▶ EXERCISE GOAL:
Return all lines where the word "from" can be found.
----- DATA FOR THIS EXERCISE -----
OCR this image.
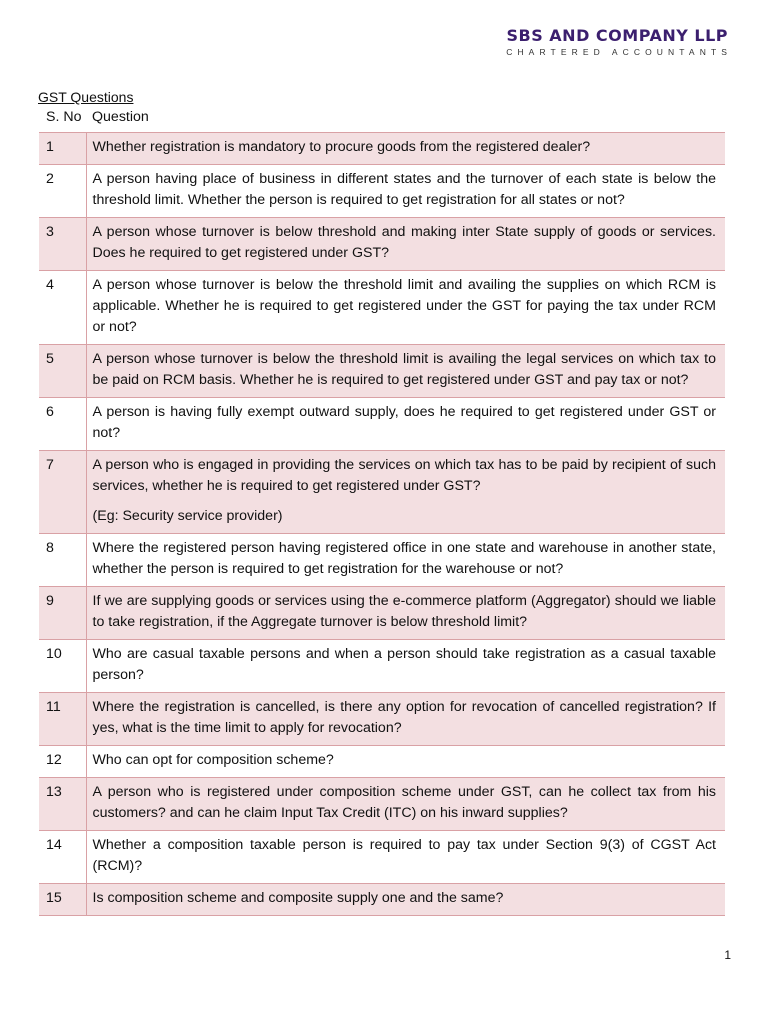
SBS AND COMPANY LLP
CHARTERED ACCOUNTANTS
GST Questions
S. No	Question
1	Whether registration is mandatory to procure goods from the registered dealer?
2	A person having place of business in different states and the turnover of each state is below the threshold limit. Whether the person is required to get registration for all states or not?
3	A person whose turnover is below threshold and making inter State supply of goods or services. Does he required to get registered under GST?
4	A person whose turnover is below the threshold limit and availing the supplies on which RCM is applicable. Whether he is required to get registered under the GST for paying the tax under RCM or not?
5	A person whose turnover is below the threshold limit is availing the legal services on which tax to be paid on RCM basis. Whether he is required to get registered under GST and pay tax or not?
6	A person is having fully exempt outward supply, does he required to get registered under GST or not?
7	A person who is engaged in providing the services on which tax has to be paid by recipient of such services, whether he is required to get registered under GST?
(Eg: Security service provider)

8	Where the registered person having registered office in one state and warehouse in another state, whether the person is required to get registration for the warehouse or not?
9	If we are supplying goods or services using the e-commerce platform (Aggregator) should we liable to take registration, if the Aggregate turnover is below threshold limit?
10	Who are casual taxable persons and when a person should take registration as a casual taxable person?
11	Where the registration is cancelled, is there any option for revocation of cancelled registration? If yes, what is the time limit to apply for revocation?
12	Who can opt for composition scheme?
13	A person who is registered under composition scheme under GST, can he collect tax from his customers? and can he claim Input Tax Credit (ITC) on his inward supplies?
14	Whether a composition taxable person is required to pay tax under Section 9(3) of CGST Act (RCM)?
15	Is composition scheme and composite supply one and the same?
1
-----
▶ RESPONSE TO THIS EXERCISE:
1	Whether registration is mandatory to procure goods from the registered dealer?
13	A person who is registered under composition scheme under GST, can he collect tax from his customers? and can he claim Input Tax Credit (ITC) on his inward supplies?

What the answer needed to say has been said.